▸ **Task goal**: Identify every line in the items below that contains the word "elements", matching case exactly, and copy each one.

▸ **Available records**:
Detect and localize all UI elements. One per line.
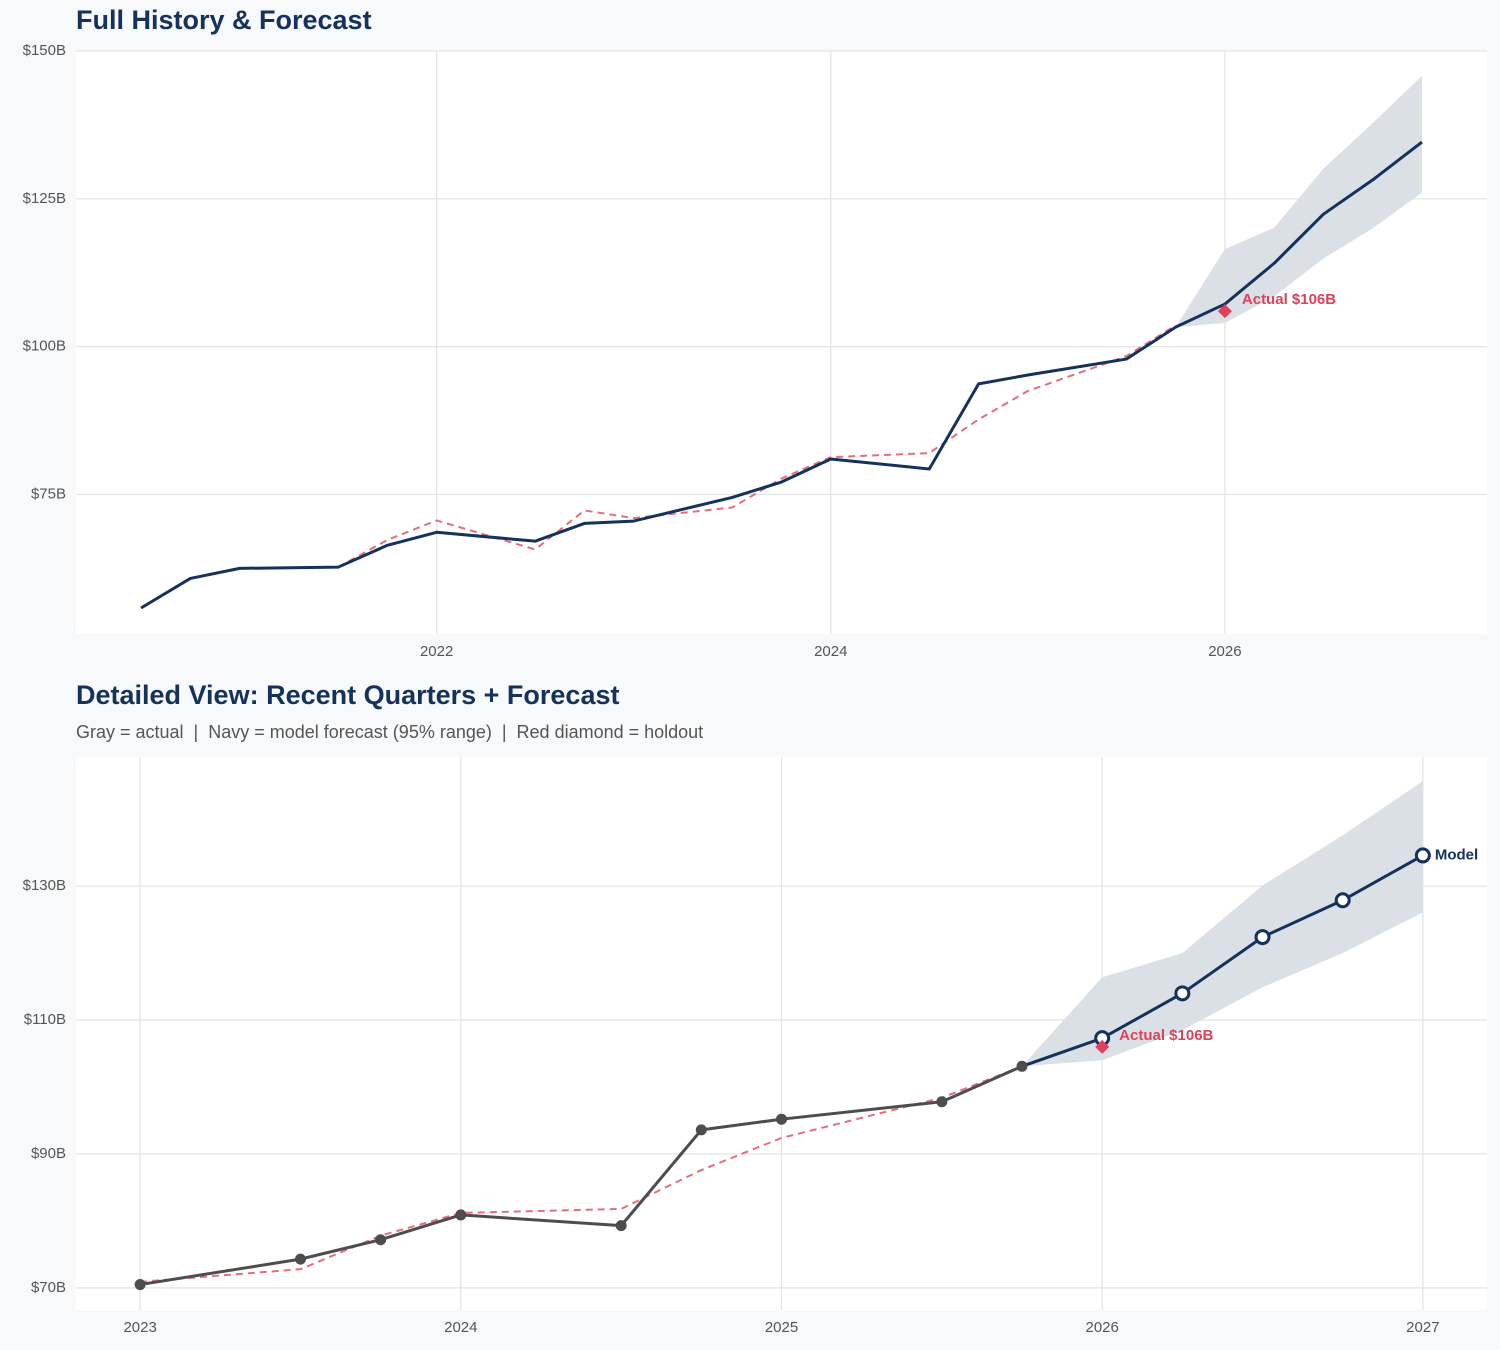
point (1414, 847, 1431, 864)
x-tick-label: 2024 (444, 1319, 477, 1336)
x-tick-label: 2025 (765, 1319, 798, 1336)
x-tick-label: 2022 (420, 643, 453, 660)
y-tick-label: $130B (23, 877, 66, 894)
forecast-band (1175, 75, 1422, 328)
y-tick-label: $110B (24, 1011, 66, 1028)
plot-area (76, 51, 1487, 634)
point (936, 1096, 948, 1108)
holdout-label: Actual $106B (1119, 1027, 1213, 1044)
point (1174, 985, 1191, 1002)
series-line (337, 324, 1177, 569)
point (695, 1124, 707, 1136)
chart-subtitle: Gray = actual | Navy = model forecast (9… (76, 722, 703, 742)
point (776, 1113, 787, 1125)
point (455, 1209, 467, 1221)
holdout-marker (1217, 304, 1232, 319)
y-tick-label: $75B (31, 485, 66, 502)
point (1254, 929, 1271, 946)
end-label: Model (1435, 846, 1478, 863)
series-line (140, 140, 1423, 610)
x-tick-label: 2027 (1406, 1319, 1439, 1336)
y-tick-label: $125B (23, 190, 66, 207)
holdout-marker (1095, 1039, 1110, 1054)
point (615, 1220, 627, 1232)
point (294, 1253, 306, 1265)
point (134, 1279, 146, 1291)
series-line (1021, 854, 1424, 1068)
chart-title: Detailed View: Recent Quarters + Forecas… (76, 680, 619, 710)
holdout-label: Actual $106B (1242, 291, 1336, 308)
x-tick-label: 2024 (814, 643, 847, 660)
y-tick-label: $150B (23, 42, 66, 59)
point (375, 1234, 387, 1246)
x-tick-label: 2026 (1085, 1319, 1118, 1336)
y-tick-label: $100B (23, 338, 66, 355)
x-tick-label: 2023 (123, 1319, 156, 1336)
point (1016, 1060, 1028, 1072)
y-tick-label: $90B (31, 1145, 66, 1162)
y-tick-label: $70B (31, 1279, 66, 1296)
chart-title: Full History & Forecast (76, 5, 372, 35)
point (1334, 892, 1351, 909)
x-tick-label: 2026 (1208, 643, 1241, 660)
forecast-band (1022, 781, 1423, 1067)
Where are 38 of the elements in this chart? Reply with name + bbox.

▸ **Completed task**:
Detect and localize all UI elements. One per line.
Where are 38 of the elements in this chart? Reply with name + bbox.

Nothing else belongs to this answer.